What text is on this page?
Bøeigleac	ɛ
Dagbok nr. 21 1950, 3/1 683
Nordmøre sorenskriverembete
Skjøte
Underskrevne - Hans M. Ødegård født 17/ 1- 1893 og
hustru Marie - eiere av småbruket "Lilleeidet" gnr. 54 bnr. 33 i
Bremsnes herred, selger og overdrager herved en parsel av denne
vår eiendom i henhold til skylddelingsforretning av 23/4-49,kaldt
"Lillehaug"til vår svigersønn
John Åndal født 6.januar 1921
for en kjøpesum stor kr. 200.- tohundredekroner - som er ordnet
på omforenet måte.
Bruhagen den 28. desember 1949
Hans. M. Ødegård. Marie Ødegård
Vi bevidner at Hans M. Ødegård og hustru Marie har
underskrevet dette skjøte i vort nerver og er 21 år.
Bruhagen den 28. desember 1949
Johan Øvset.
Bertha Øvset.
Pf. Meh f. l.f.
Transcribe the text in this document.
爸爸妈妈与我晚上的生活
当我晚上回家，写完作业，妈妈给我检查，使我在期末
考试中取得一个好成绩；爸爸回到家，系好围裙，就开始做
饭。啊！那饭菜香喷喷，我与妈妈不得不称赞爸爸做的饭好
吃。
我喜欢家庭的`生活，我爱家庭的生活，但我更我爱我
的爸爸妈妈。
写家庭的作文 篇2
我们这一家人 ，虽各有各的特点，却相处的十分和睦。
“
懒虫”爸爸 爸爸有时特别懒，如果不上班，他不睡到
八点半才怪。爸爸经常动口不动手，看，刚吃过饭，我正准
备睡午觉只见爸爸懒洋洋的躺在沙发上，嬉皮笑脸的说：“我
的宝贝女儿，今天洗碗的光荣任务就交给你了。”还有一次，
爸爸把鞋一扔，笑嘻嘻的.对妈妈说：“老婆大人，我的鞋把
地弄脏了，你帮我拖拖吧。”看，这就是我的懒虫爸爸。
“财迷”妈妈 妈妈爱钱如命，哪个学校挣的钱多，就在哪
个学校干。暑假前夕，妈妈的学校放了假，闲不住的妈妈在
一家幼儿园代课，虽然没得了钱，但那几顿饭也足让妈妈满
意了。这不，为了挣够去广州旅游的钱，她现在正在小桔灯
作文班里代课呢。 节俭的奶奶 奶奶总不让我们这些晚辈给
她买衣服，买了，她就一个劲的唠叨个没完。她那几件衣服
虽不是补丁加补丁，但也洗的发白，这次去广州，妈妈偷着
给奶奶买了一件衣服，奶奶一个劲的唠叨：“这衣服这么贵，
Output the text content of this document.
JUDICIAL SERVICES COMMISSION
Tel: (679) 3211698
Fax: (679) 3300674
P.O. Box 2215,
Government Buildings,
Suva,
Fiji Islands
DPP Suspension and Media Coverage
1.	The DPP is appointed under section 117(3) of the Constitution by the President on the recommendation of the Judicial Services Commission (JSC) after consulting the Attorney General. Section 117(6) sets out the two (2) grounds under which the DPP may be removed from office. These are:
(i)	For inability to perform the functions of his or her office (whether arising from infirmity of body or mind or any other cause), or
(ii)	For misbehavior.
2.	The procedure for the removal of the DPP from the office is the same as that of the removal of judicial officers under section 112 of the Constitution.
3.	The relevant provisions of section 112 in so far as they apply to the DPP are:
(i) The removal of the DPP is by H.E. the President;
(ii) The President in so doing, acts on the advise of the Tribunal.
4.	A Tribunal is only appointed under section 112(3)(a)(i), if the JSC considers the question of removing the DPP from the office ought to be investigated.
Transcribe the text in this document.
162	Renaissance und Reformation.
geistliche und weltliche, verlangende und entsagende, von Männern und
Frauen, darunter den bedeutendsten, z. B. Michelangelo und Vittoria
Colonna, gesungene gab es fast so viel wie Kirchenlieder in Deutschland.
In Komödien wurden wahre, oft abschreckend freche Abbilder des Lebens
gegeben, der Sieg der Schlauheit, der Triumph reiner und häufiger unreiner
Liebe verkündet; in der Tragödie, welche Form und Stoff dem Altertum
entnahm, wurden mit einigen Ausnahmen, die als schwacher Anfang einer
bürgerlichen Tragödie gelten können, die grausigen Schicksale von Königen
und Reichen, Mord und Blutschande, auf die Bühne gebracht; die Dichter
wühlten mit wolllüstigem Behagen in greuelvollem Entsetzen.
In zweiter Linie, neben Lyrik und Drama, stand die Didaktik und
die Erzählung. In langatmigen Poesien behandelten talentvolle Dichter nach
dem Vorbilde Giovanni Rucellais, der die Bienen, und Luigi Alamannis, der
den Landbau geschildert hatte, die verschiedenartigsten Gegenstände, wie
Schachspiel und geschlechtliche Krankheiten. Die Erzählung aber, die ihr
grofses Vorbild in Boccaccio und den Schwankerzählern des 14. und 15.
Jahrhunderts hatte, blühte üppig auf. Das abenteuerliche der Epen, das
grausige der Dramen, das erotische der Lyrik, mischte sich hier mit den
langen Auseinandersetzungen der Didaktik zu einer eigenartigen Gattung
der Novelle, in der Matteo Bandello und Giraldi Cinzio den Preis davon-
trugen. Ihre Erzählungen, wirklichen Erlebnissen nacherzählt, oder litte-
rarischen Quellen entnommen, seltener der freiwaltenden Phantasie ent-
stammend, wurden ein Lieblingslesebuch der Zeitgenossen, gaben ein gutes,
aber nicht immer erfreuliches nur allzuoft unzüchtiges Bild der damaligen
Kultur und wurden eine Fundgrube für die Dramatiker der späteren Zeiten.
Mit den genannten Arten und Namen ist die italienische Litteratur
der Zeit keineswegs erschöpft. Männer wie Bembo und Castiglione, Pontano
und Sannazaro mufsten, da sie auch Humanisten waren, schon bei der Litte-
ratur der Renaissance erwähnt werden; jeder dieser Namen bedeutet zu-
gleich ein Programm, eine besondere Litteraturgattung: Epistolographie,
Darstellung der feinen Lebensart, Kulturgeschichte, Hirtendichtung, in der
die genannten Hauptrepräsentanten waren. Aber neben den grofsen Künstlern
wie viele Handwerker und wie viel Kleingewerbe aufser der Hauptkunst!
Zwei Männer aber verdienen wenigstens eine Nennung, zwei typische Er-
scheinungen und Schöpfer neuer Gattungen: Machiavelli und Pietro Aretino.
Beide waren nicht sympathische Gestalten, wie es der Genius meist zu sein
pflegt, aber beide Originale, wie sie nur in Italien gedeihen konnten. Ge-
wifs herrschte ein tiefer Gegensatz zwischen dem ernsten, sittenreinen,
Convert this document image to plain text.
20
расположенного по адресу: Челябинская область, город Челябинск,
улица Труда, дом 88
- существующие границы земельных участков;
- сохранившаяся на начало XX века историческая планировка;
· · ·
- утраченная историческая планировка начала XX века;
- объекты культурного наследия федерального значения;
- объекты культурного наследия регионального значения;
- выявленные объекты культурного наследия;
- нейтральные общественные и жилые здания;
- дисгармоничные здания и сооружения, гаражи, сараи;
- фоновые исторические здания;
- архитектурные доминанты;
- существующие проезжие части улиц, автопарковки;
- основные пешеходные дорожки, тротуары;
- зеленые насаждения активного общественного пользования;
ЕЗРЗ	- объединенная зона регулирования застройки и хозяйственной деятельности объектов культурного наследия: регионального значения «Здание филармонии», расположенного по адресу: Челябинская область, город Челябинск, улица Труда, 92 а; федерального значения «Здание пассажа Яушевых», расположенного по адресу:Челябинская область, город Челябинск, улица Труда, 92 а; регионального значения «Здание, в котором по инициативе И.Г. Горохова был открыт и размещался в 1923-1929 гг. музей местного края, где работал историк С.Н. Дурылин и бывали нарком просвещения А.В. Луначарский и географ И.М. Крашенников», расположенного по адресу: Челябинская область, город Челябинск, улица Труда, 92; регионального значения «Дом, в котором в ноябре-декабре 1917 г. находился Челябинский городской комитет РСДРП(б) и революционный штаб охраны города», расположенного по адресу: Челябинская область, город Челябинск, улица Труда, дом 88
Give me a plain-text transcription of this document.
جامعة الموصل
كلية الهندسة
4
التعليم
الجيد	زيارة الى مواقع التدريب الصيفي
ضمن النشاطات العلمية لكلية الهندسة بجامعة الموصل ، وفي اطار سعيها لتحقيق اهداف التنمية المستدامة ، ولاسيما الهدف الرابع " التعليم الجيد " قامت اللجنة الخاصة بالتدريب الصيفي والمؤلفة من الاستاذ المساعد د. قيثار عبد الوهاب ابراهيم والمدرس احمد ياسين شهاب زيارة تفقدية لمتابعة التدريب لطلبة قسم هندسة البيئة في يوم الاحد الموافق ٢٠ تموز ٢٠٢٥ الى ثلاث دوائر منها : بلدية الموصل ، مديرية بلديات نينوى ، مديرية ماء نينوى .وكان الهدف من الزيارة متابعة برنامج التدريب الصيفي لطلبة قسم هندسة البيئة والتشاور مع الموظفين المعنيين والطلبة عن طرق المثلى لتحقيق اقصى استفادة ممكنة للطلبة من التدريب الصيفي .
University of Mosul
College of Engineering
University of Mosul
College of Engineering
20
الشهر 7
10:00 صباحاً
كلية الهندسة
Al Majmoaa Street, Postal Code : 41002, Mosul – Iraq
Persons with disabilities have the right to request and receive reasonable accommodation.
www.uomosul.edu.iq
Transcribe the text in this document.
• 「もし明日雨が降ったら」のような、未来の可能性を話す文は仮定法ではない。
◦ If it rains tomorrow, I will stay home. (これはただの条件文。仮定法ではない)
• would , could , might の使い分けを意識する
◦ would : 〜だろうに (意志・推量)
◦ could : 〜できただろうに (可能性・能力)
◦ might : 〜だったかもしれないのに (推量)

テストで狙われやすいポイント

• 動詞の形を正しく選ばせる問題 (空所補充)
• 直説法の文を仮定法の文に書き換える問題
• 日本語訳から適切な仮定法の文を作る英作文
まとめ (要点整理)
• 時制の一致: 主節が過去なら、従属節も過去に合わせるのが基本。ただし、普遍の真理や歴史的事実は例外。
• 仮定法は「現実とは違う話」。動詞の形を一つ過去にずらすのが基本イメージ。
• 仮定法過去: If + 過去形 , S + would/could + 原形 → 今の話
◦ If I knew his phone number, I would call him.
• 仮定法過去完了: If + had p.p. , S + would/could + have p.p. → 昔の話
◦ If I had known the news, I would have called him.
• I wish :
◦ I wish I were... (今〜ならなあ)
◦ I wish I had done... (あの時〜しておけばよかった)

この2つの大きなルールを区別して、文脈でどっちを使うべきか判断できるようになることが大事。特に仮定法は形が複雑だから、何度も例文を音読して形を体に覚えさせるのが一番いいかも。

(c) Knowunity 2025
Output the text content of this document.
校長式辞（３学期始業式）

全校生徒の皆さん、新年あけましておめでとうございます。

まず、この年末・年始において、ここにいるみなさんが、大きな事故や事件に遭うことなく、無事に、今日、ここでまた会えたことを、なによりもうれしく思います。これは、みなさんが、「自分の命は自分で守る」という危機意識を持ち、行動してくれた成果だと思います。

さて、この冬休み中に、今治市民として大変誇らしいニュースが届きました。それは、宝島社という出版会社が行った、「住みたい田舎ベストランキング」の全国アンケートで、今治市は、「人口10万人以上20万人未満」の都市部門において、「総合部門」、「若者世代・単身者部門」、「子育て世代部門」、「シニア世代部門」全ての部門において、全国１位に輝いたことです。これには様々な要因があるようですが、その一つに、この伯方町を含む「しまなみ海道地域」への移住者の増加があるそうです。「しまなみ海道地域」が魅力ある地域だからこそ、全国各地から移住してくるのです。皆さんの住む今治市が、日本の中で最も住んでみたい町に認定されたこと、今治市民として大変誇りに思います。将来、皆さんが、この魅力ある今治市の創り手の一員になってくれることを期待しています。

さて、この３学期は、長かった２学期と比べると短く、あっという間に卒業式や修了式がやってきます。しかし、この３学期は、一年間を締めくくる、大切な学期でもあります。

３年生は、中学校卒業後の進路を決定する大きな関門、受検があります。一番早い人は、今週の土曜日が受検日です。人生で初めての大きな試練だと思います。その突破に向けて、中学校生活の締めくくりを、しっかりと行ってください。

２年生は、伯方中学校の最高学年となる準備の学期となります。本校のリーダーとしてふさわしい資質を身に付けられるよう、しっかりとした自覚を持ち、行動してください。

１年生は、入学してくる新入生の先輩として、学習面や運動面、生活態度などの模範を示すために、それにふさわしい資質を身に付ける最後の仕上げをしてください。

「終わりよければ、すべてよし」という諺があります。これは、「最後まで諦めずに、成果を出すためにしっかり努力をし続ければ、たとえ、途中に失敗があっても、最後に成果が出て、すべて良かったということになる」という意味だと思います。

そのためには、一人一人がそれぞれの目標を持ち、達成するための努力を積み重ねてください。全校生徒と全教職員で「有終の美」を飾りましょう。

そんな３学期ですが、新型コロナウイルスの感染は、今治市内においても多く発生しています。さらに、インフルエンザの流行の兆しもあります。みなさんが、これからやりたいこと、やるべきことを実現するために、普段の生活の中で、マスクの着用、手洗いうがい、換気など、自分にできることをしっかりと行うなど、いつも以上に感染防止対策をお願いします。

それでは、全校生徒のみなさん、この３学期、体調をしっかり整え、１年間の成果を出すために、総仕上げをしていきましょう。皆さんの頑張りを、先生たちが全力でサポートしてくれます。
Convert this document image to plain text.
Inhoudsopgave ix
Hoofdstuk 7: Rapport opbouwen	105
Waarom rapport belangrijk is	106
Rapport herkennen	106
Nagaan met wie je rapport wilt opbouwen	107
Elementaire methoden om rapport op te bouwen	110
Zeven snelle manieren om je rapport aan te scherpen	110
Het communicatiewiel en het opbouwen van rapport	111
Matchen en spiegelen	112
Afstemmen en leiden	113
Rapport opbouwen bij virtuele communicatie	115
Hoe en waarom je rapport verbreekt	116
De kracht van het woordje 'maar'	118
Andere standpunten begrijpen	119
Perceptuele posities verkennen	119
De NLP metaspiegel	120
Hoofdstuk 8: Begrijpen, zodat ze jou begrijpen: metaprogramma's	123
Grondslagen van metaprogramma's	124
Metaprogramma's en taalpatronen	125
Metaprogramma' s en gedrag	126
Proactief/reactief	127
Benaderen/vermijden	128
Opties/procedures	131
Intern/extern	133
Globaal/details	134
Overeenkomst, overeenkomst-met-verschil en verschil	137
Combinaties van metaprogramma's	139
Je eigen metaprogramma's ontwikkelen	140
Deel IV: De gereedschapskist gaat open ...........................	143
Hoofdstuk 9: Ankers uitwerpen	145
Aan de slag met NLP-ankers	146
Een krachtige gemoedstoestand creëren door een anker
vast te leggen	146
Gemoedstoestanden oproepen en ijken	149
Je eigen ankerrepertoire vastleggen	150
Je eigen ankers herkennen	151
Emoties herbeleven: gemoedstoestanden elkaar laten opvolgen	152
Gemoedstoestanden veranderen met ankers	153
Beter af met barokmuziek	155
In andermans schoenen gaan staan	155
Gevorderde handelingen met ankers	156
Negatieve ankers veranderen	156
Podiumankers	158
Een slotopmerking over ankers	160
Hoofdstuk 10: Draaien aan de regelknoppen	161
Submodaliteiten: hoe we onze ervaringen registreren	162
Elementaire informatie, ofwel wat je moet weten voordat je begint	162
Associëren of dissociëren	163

◇ ◇ ◇ ◇ ◇ ◇ ◇

** Task requirements **
State how many lines of the listing include the word "nicht". Reply with the number alone.

** Answer to the problem **
2